Data entries
• • •
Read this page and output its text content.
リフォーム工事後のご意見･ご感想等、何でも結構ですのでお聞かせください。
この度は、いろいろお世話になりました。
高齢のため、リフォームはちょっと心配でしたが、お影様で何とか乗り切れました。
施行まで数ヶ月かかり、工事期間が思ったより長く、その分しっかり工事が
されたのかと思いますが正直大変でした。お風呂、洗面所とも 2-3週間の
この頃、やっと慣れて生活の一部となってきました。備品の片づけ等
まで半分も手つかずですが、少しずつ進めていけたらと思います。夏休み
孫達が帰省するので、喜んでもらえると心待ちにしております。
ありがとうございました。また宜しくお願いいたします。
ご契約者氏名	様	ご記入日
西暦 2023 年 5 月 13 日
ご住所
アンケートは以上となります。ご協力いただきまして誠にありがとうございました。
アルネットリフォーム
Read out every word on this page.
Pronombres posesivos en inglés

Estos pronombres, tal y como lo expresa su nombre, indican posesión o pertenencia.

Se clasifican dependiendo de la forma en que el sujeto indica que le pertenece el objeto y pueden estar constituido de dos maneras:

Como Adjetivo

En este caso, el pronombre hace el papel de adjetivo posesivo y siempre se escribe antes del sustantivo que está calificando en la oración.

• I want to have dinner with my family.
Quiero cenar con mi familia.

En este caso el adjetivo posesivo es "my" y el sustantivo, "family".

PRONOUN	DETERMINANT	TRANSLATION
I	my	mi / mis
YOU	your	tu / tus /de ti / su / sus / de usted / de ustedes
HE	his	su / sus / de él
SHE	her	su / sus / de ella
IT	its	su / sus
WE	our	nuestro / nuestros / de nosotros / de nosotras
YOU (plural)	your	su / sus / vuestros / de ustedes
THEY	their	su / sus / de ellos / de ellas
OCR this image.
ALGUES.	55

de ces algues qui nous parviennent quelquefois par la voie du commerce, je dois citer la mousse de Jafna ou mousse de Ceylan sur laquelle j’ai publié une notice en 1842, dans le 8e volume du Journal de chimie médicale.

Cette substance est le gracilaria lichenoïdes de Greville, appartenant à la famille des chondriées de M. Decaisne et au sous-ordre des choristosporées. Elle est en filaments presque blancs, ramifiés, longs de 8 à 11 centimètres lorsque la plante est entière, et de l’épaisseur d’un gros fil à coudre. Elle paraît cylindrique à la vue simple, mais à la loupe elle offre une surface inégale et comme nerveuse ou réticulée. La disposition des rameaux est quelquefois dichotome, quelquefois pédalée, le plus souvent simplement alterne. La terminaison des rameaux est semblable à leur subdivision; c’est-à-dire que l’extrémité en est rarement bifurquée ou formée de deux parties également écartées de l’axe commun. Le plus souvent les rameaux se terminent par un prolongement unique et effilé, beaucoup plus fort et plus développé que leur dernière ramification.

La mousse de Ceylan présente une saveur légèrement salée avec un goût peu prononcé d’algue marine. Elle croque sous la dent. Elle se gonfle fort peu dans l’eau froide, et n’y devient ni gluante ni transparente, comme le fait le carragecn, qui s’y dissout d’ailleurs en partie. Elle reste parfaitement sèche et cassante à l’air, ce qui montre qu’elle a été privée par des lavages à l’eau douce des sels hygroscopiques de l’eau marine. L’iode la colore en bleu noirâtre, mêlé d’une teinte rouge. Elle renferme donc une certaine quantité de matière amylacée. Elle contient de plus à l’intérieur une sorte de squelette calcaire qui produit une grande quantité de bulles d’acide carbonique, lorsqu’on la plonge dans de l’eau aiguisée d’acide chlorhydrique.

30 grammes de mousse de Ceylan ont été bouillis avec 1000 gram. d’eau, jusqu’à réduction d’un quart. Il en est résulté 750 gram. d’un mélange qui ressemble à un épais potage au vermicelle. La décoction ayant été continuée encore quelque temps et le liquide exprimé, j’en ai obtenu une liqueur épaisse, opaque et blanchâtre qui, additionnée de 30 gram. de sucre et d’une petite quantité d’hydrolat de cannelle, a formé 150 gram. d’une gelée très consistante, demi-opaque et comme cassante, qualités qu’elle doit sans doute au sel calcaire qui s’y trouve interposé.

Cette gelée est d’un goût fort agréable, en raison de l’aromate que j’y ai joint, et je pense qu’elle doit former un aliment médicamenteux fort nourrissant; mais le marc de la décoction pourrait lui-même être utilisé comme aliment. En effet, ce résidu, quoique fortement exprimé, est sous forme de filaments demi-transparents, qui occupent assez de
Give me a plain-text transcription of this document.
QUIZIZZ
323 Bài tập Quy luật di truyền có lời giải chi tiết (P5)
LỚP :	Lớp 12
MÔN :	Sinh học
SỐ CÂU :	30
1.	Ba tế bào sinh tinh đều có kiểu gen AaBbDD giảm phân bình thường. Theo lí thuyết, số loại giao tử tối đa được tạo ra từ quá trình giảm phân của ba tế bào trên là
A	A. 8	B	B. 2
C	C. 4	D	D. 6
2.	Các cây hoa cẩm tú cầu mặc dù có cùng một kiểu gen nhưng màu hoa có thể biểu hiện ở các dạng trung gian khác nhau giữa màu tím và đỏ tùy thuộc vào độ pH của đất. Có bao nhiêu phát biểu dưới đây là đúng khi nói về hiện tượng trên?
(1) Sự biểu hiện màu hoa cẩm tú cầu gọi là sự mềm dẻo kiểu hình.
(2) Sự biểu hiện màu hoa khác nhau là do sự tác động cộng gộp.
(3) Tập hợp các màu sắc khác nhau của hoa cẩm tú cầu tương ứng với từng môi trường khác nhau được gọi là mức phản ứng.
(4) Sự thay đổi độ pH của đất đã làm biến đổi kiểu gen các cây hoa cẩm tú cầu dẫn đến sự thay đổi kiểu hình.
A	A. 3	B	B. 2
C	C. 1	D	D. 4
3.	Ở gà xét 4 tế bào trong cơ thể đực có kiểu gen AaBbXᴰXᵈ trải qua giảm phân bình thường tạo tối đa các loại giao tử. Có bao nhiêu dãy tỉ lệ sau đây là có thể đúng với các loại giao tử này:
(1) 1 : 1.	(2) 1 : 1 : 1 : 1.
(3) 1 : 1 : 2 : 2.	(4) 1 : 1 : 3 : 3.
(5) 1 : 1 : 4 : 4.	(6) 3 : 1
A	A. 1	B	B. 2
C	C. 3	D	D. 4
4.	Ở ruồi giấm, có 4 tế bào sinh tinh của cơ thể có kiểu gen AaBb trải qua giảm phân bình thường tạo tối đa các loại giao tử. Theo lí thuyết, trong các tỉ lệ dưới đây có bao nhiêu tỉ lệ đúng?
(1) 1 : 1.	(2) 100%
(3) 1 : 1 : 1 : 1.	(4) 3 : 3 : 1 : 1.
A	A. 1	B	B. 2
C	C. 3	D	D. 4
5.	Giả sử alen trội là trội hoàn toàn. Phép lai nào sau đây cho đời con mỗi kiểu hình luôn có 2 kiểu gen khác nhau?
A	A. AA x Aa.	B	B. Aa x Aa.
• • •
**What to do:** Each record above should be returned exactly as it appears.

**Solution to this task:**
Read this page and output its text content.
リフォーム工事後のご意見･ご感想等、何でも結構ですのでお聞かせください。
この度は、いろいろお世話になりました。
高齢のため、リフォームはちょっと心配でしたが、お影様で何とか乗り切れました。
施行まで数ヶ月かかり、工事期間が思ったより長く、その分しっかり工事が
されたのかと思いますが正直大変でした。お風呂、洗面所とも 2-3週間の
この頃、やっと慣れて生活の一部となってきました。備品の片づけ等
まで半分も手つかずですが、少しずつ進めていけたらと思います。夏休み
孫達が帰省するので、喜んでもらえると心待ちにしております。
ありがとうございました。また宜しくお願いいたします。
ご契約者氏名	様	ご記入日
西暦 2023 年 5 月 13 日
ご住所
アンケートは以上となります。ご協力いただきまして誠にありがとうございました。
アルネットリフォーム
Read out every word on this page.
Pronombres posesivos en inglés

Estos pronombres, tal y como lo expresa su nombre, indican posesión o pertenencia.

Se clasifican dependiendo de la forma en que el sujeto indica que le pertenece el objeto y pueden estar constituido de dos maneras:

Como Adjetivo

En este caso, el pronombre hace el papel de adjetivo posesivo y siempre se escribe antes del sustantivo que está calificando en la oración.

• I want to have dinner with my family.
Quiero cenar con mi familia.

En este caso el adjetivo posesivo es "my" y el sustantivo, "family".

PRONOUN	DETERMINANT	TRANSLATION
I	my	mi / mis
YOU	your	tu / tus /de ti / su / sus / de usted / de ustedes
HE	his	su / sus / de él
SHE	her	su / sus / de ella
IT	its	su / sus
WE	our	nuestro / nuestros / de nosotros / de nosotras
YOU (plural)	your	su / sus / vuestros / de ustedes
THEY	their	su / sus / de ellos / de ellas
OCR this image.
ALGUES.	55

de ces algues qui nous parviennent quelquefois par la voie du commerce, je dois citer la mousse de Jafna ou mousse de Ceylan sur laquelle j’ai publié une notice en 1842, dans le 8e volume du Journal de chimie médicale.

Cette substance est le gracilaria lichenoïdes de Greville, appartenant à la famille des chondriées de M. Decaisne et au sous-ordre des choristosporées. Elle est en filaments presque blancs, ramifiés, longs de 8 à 11 centimètres lorsque la plante est entière, et de l’épaisseur d’un gros fil à coudre. Elle paraît cylindrique à la vue simple, mais à la loupe elle offre une surface inégale et comme nerveuse ou réticulée. La disposition des rameaux est quelquefois dichotome, quelquefois pédalée, le plus souvent simplement alterne. La terminaison des rameaux est semblable à leur subdivision; c’est-à-dire que l’extrémité en est rarement bifurquée ou formée de deux parties également écartées de l’axe commun. Le plus souvent les rameaux se terminent par un prolongement unique et effilé, beaucoup plus fort et plus développé que leur dernière ramification.

La mousse de Ceylan présente une saveur légèrement salée avec un goût peu prononcé d’algue marine. Elle croque sous la dent. Elle se gonfle fort peu dans l’eau froide, et n’y devient ni gluante ni transparente, comme le fait le carragecn, qui s’y dissout d’ailleurs en partie. Elle reste parfaitement sèche et cassante à l’air, ce qui montre qu’elle a été privée par des lavages à l’eau douce des sels hygroscopiques de l’eau marine. L’iode la colore en bleu noirâtre, mêlé d’une teinte rouge. Elle renferme donc une certaine quantité de matière amylacée. Elle contient de plus à l’intérieur une sorte de squelette calcaire qui produit une grande quantité de bulles d’acide carbonique, lorsqu’on la plonge dans de l’eau aiguisée d’acide chlorhydrique.

30 grammes de mousse de Ceylan ont été bouillis avec 1000 gram. d’eau, jusqu’à réduction d’un quart. Il en est résulté 750 gram. d’un mélange qui ressemble à un épais potage au vermicelle. La décoction ayant été continuée encore quelque temps et le liquide exprimé, j’en ai obtenu une liqueur épaisse, opaque et blanchâtre qui, additionnée de 30 gram. de sucre et d’une petite quantité d’hydrolat de cannelle, a formé 150 gram. d’une gelée très consistante, demi-opaque et comme cassante, qualités qu’elle doit sans doute au sel calcaire qui s’y trouve interposé.

Cette gelée est d’un goût fort agréable, en raison de l’aromate que j’y ai joint, et je pense qu’elle doit former un aliment médicamenteux fort nourrissant; mais le marc de la décoction pourrait lui-même être utilisé comme aliment. En effet, ce résidu, quoique fortement exprimé, est sous forme de filaments demi-transparents, qui occupent assez de
Give me a plain-text transcription of this document.
QUIZIZZ
323 Bài tập Quy luật di truyền có lời giải chi tiết (P5)
LỚP :	Lớp 12
MÔN :	Sinh học
SỐ CÂU :	30
1.	Ba tế bào sinh tinh đều có kiểu gen AaBbDD giảm phân bình thường. Theo lí thuyết, số loại giao tử tối đa được tạo ra từ quá trình giảm phân của ba tế bào trên là
A	A. 8	B	B. 2
C	C. 4	D	D. 6
2.	Các cây hoa cẩm tú cầu mặc dù có cùng một kiểu gen nhưng màu hoa có thể biểu hiện ở các dạng trung gian khác nhau giữa màu tím và đỏ tùy thuộc vào độ pH của đất. Có bao nhiêu phát biểu dưới đây là đúng khi nói về hiện tượng trên?
(1) Sự biểu hiện màu hoa cẩm tú cầu gọi là sự mềm dẻo kiểu hình.
(2) Sự biểu hiện màu hoa khác nhau là do sự tác động cộng gộp.
(3) Tập hợp các màu sắc khác nhau của hoa cẩm tú cầu tương ứng với từng môi trường khác nhau được gọi là mức phản ứng.
(4) Sự thay đổi độ pH của đất đã làm biến đổi kiểu gen các cây hoa cẩm tú cầu dẫn đến sự thay đổi kiểu hình.
A	A. 3	B	B. 2
C	C. 1	D	D. 4
3.	Ở gà xét 4 tế bào trong cơ thể đực có kiểu gen AaBbXᴰXᵈ trải qua giảm phân bình thường tạo tối đa các loại giao tử. Có bao nhiêu dãy tỉ lệ sau đây là có thể đúng với các loại giao tử này:
(1) 1 : 1.	(2) 1 : 1 : 1 : 1.
(3) 1 : 1 : 2 : 2.	(4) 1 : 1 : 3 : 3.
(5) 1 : 1 : 4 : 4.	(6) 3 : 1
A	A. 1	B	B. 2
C	C. 3	D	D. 4
4.	Ở ruồi giấm, có 4 tế bào sinh tinh của cơ thể có kiểu gen AaBb trải qua giảm phân bình thường tạo tối đa các loại giao tử. Theo lí thuyết, trong các tỉ lệ dưới đây có bao nhiêu tỉ lệ đúng?
(1) 1 : 1.	(2) 100%
(3) 1 : 1 : 1 : 1.	(4) 3 : 3 : 1 : 1.
A	A. 1	B	B. 2
C	C. 3	D	D. 4
5.	Giả sử alen trội là trội hoàn toàn. Phép lai nào sau đây cho đời con mỗi kiểu hình luôn có 2 kiểu gen khác nhau?
A	A. AA x Aa.	B	B. Aa x Aa.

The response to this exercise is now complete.